WHAT TO DO - Transcribe the listing below word for word.

GIVEN RECORDS -
>> Start

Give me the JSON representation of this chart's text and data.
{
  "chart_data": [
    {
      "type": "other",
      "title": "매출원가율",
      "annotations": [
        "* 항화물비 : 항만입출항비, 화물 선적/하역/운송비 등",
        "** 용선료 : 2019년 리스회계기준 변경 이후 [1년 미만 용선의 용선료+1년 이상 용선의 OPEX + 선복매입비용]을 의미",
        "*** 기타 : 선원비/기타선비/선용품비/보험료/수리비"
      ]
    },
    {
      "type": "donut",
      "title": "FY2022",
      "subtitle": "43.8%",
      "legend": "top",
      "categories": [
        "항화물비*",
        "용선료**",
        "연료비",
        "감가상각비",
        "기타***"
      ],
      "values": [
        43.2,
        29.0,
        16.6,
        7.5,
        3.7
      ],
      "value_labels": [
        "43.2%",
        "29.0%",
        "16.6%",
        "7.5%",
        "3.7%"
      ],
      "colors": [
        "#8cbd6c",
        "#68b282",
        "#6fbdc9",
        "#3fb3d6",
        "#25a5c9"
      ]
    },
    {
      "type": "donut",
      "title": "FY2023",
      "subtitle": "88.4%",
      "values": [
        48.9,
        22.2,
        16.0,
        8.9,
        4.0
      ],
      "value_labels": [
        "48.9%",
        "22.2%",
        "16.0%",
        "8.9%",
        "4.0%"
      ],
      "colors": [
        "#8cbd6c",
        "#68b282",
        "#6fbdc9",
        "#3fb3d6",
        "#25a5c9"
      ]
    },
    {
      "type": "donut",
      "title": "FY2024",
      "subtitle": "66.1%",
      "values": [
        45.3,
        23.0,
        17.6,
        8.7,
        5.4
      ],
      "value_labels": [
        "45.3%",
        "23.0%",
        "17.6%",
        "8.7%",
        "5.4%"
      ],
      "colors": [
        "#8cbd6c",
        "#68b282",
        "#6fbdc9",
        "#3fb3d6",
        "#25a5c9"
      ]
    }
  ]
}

>> End

TASK ANSWER -
Give me the JSON representation of this chart's text and data.
{
  "chart_data": [
    {
      "type": "other",
      "title": "매출원가율",
      "annotations": [
        "* 항화물비 : 항만입출항비, 화물 선적/하역/운송비 등",
        "** 용선료 : 2019년 리스회계기준 변경 이후 [1년 미만 용선의 용선료+1년 이상 용선의 OPEX + 선복매입비용]을 의미",
        "*** 기타 : 선원비/기타선비/선용품비/보험료/수리비"
      ]
    },
    {
      "type": "donut",
      "title": "FY2022",
      "subtitle": "43.8%",
      "legend": "top",
      "categories": [
        "항화물비*",
        "용선료**",
        "연료비",
        "감가상각비",
        "기타***"
      ],
      "values": [
        43.2,
        29.0,
        16.6,
        7.5,
        3.7
      ],
      "value_labels": [
        "43.2%",
        "29.0%",
        "16.6%",
        "7.5%",
        "3.7%"
      ],
      "colors": [
        "#8cbd6c",
        "#68b282",
        "#6fbdc9",
        "#3fb3d6",
        "#25a5c9"
      ]
    },
    {
      "type": "donut",
      "title": "FY2023",
      "subtitle": "88.4%",
      "values": [
        48.9,
        22.2,
        16.0,
        8.9,
        4.0
      ],
      "value_labels": [
        "48.9%",
        "22.2%",
        "16.0%",
        "8.9%",
        "4.0%"
      ],
      "colors": [
        "#8cbd6c",
        "#68b282",
        "#6fbdc9",
        "#3fb3d6",
        "#25a5c9"
      ]
    },
    {
      "type": "donut",
      "title": "FY2024",
      "subtitle": "66.1%",
      "values": [
        45.3,
        23.0,
        17.6,
        8.7,
        5.4
      ],
      "value_labels": [
        "45.3%",
        "23.0%",
        "17.6%",
        "8.7%",
        "5.4%"
      ],
      "colors": [
        "#8cbd6c",
        "#68b282",
        "#6fbdc9",
        "#3fb3d6",
        "#25a5c9"
      ]
    }
  ]
}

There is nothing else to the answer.